_Records supplied_.
## START

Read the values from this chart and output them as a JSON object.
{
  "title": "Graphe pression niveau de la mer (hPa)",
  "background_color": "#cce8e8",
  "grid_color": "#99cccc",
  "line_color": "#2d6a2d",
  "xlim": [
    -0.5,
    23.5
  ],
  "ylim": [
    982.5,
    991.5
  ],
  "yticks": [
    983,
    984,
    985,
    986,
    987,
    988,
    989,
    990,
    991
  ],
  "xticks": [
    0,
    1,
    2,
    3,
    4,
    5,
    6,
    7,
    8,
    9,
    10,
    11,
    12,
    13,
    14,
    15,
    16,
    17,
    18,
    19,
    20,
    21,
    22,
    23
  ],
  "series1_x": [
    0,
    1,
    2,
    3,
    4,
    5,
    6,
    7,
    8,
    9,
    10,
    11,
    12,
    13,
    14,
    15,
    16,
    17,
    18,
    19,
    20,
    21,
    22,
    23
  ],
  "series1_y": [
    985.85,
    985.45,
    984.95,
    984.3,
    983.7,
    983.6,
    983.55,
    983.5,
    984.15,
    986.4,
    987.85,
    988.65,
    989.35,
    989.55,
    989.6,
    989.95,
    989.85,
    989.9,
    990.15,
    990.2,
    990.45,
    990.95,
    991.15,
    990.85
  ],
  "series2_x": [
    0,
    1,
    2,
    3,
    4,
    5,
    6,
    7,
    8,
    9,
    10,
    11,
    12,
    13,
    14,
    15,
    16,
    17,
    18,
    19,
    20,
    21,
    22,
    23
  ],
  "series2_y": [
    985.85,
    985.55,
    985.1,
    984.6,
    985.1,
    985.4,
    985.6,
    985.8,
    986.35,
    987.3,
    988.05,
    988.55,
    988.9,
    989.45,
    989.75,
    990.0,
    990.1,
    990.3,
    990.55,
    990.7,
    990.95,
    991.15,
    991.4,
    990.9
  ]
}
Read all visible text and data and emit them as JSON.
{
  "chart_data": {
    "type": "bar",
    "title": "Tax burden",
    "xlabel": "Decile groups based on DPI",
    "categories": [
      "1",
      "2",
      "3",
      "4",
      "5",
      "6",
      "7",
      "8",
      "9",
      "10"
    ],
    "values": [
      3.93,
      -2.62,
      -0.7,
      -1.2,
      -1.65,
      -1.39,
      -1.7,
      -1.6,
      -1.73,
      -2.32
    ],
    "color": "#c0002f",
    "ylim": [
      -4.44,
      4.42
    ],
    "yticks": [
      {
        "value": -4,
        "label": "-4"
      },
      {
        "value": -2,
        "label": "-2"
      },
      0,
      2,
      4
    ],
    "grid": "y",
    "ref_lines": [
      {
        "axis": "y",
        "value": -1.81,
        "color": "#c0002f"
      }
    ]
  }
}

## END

_Your objective_. Give only the number of lines in the data that hold the word "Read".

_The solution_. 2